● **SET PROBLEM**:
Produce the listing below again, exactly as shown.

● **Dataset entries on figures**:
--- --- ---
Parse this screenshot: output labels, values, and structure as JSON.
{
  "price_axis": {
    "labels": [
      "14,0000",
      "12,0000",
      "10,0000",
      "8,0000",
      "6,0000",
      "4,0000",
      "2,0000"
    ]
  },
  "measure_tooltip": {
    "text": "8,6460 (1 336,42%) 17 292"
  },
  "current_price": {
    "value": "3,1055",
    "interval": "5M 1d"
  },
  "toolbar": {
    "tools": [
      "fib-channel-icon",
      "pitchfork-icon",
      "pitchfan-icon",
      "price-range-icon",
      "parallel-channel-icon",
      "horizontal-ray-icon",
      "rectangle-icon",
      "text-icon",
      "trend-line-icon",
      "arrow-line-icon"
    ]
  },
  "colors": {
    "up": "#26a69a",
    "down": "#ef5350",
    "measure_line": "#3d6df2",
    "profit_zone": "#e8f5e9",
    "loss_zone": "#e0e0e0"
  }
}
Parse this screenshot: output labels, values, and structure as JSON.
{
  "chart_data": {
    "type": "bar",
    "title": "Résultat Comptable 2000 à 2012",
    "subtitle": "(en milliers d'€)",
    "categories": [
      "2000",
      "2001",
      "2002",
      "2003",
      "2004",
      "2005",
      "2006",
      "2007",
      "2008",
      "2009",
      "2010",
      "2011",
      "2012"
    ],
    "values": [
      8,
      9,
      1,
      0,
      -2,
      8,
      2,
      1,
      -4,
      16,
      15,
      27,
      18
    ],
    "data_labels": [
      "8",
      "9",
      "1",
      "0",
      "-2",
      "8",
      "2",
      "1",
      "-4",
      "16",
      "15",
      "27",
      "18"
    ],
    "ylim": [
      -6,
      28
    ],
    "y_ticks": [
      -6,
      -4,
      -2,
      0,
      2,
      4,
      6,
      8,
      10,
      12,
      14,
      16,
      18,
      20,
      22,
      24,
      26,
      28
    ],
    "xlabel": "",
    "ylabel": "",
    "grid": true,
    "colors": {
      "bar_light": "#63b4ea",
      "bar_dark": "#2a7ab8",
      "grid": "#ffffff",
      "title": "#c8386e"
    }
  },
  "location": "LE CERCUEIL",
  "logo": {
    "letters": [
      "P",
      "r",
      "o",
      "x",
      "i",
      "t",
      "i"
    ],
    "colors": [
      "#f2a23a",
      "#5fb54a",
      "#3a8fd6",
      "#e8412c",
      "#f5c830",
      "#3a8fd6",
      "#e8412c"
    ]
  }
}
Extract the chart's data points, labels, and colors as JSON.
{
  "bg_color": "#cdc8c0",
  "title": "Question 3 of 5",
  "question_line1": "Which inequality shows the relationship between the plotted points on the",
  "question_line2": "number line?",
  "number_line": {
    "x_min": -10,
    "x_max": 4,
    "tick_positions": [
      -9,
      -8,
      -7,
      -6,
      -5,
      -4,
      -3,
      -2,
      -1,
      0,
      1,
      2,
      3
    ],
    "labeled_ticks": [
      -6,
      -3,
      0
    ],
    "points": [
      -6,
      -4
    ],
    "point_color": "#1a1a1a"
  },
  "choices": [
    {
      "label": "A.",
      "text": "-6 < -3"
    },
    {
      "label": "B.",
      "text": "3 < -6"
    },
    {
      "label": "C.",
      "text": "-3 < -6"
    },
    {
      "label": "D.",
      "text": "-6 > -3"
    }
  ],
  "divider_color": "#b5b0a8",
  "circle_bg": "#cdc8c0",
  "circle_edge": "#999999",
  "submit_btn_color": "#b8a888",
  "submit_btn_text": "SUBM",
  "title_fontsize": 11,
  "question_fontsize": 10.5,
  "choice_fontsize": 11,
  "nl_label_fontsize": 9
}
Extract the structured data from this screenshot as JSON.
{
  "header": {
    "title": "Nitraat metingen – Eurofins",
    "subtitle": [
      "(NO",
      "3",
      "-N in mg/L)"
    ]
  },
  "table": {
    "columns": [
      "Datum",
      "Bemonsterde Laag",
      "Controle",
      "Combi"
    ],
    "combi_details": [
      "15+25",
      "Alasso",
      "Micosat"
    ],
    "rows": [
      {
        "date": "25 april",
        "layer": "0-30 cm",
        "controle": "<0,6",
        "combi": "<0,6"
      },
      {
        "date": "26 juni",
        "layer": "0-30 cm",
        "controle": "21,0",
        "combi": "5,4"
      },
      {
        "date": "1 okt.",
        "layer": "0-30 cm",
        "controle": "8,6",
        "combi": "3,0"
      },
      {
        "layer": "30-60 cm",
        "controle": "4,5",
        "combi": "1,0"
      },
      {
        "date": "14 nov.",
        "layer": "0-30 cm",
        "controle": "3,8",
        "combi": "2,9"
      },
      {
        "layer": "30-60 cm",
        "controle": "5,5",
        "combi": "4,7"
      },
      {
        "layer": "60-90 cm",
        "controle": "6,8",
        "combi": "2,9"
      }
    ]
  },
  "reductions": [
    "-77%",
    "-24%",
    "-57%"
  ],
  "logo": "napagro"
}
--- --- ---
● **ANSWER IN FULL**:
Parse this screenshot: output labels, values, and structure as JSON.
{
  "price_axis": {
    "labels": [
      "14,0000",
      "12,0000",
      "10,0000",
      "8,0000",
      "6,0000",
      "4,0000",
      "2,0000"
    ]
  },
  "measure_tooltip": {
    "text": "8,6460 (1 336,42%) 17 292"
  },
  "current_price": {
    "value": "3,1055",
    "interval": "5M 1d"
  },
  "toolbar": {
    "tools": [
      "fib-channel-icon",
      "pitchfork-icon",
      "pitchfan-icon",
      "price-range-icon",
      "parallel-channel-icon",
      "horizontal-ray-icon",
      "rectangle-icon",
      "text-icon",
      "trend-line-icon",
      "arrow-line-icon"
    ]
  },
  "colors": {
    "up": "#26a69a",
    "down": "#ef5350",
    "measure_line": "#3d6df2",
    "profit_zone": "#e8f5e9",
    "loss_zone": "#e0e0e0"
  }
}
Parse this screenshot: output labels, values, and structure as JSON.
{
  "chart_data": {
    "type": "bar",
    "title": "Résultat Comptable 2000 à 2012",
    "subtitle": "(en milliers d'€)",
    "categories": [
      "2000",
      "2001",
      "2002",
      "2003",
      "2004",
      "2005",
      "2006",
      "2007",
      "2008",
      "2009",
      "2010",
      "2011",
      "2012"
    ],
    "values": [
      8,
      9,
      1,
      0,
      -2,
      8,
      2,
      1,
      -4,
      16,
      15,
      27,
      18
    ],
    "data_labels": [
      "8",
      "9",
      "1",
      "0",
      "-2",
      "8",
      "2",
      "1",
      "-4",
      "16",
      "15",
      "27",
      "18"
    ],
    "ylim": [
      -6,
      28
    ],
    "y_ticks": [
      -6,
      -4,
      -2,
      0,
      2,
      4,
      6,
      8,
      10,
      12,
      14,
      16,
      18,
      20,
      22,
      24,
      26,
      28
    ],
    "xlabel": "",
    "ylabel": "",
    "grid": true,
    "colors": {
      "bar_light": "#63b4ea",
      "bar_dark": "#2a7ab8",
      "grid": "#ffffff",
      "title": "#c8386e"
    }
  },
  "location": "LE CERCUEIL",
  "logo": {
    "letters": [
      "P",
      "r",
      "o",
      "x",
      "i",
      "t",
      "i"
    ],
    "colors": [
      "#f2a23a",
      "#5fb54a",
      "#3a8fd6",
      "#e8412c",
      "#f5c830",
      "#3a8fd6",
      "#e8412c"
    ]
  }
}
Extract the chart's data points, labels, and colors as JSON.
{
  "bg_color": "#cdc8c0",
  "title": "Question 3 of 5",
  "question_line1": "Which inequality shows the relationship between the plotted points on the",
  "question_line2": "number line?",
  "number_line": {
    "x_min": -10,
    "x_max": 4,
    "tick_positions": [
      -9,
      -8,
      -7,
      -6,
      -5,
      -4,
      -3,
      -2,
      -1,
      0,
      1,
      2,
      3
    ],
    "labeled_ticks": [
      -6,
      -3,
      0
    ],
    "points": [
      -6,
      -4
    ],
    "point_color": "#1a1a1a"
  },
  "choices": [
    {
      "label": "A.",
      "text": "-6 < -3"
    },
    {
      "label": "B.",
      "text": "3 < -6"
    },
    {
      "label": "C.",
      "text": "-3 < -6"
    },
    {
      "label": "D.",
      "text": "-6 > -3"
    }
  ],
  "divider_color": "#b5b0a8",
  "circle_bg": "#cdc8c0",
  "circle_edge": "#999999",
  "submit_btn_color": "#b8a888",
  "submit_btn_text": "SUBM",
  "title_fontsize": 11,
  "question_fontsize": 10.5,
  "choice_fontsize": 11,
  "nl_label_fontsize": 9
}
Extract the structured data from this screenshot as JSON.
{
  "header": {
    "title": "Nitraat metingen – Eurofins",
    "subtitle": [
      "(NO",
      "3",
      "-N in mg/L)"
    ]
  },
  "table": {
    "columns": [
      "Datum",
      "Bemonsterde Laag",
      "Controle",
      "Combi"
    ],
    "combi_details": [
      "15+25",
      "Alasso",
      "Micosat"
    ],
    "rows": [
      {
        "date": "25 april",
        "layer": "0-30 cm",
        "controle": "<0,6",
        "combi": "<0,6"
      },
      {
        "date": "26 juni",
        "layer": "0-30 cm",
        "controle": "21,0",
        "combi": "5,4"
      },
      {
        "date": "1 okt.",
        "layer": "0-30 cm",
        "controle": "8,6",
        "combi": "3,0"
      },
      {
        "layer": "30-60 cm",
        "controle": "4,5",
        "combi": "1,0"
      },
      {
        "date": "14 nov.",
        "layer": "0-30 cm",
        "controle": "3,8",
        "combi": "2,9"
      },
      {
        "layer": "30-60 cm",
        "controle": "5,5",
        "combi": "4,7"
      },
      {
        "layer": "60-90 cm",
        "controle": "6,8",
        "combi": "2,9"
      }
    ]
  },
  "reductions": [
    "-77%",
    "-24%",
    "-57%"
  ],
  "logo": "napagro"
}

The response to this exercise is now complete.